▸ **WHAT IS ASKED**:
Search the entries below. Return every line that has "this" in it.

Records from a data collection:
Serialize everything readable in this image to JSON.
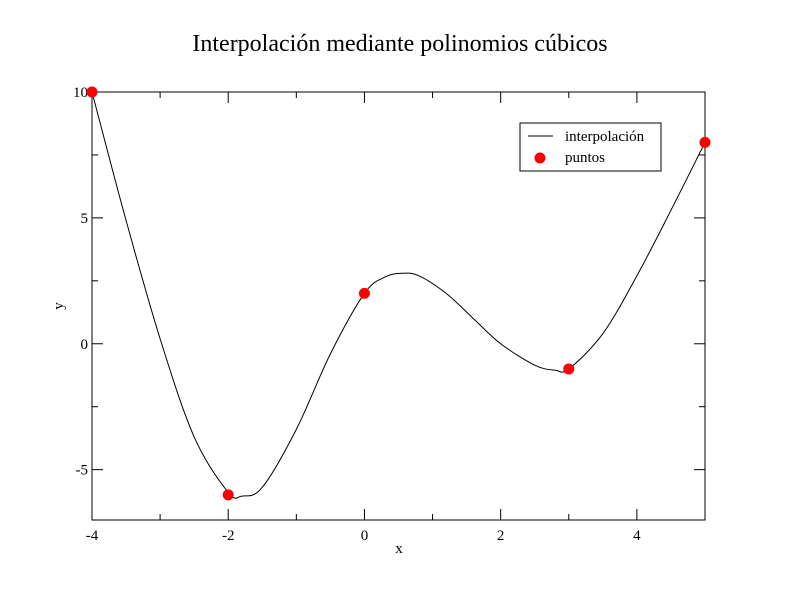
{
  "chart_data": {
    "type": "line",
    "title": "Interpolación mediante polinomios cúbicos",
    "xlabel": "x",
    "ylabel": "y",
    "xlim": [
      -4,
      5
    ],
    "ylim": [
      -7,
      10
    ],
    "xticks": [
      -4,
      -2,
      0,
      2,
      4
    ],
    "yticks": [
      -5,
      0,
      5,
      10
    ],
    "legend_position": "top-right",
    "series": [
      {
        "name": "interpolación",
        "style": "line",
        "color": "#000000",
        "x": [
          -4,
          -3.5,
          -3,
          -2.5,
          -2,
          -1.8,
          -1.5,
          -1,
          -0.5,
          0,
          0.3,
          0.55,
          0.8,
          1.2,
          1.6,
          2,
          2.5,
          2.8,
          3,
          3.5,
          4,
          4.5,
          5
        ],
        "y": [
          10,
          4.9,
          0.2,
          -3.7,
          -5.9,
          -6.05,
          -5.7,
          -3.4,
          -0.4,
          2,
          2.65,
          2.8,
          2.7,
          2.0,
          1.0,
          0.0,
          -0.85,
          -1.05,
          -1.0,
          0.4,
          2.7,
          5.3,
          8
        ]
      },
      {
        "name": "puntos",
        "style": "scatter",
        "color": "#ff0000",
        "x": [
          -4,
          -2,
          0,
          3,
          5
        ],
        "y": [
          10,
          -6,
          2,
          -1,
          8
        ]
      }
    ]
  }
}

==

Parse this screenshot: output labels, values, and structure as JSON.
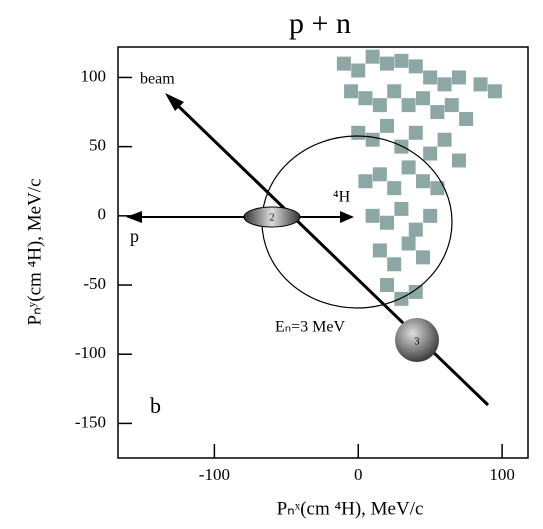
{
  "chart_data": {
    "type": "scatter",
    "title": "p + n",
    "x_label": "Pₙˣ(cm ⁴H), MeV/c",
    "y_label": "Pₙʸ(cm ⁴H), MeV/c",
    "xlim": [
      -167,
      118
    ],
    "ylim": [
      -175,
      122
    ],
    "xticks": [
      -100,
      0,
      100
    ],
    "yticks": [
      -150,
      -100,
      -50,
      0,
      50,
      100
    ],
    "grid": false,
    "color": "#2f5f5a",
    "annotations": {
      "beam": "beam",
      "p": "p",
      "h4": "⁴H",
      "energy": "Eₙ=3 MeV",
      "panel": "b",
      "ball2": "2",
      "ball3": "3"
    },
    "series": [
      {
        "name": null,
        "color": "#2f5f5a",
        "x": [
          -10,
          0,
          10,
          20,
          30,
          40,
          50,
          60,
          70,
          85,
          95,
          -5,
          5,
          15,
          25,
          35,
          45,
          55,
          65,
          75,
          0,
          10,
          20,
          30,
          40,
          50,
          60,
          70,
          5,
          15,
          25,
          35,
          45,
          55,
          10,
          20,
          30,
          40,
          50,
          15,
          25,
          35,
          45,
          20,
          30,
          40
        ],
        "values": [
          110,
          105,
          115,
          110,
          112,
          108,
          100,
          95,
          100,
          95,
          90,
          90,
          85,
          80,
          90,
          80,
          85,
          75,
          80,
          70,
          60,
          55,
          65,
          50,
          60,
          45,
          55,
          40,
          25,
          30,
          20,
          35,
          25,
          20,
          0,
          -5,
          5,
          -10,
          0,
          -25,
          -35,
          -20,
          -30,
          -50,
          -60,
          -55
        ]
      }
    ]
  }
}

▸ **TASK SOLUTION**:
Serialize everything readable in this image to JSON.
Parse this screenshot: output labels, values, and structure as JSON.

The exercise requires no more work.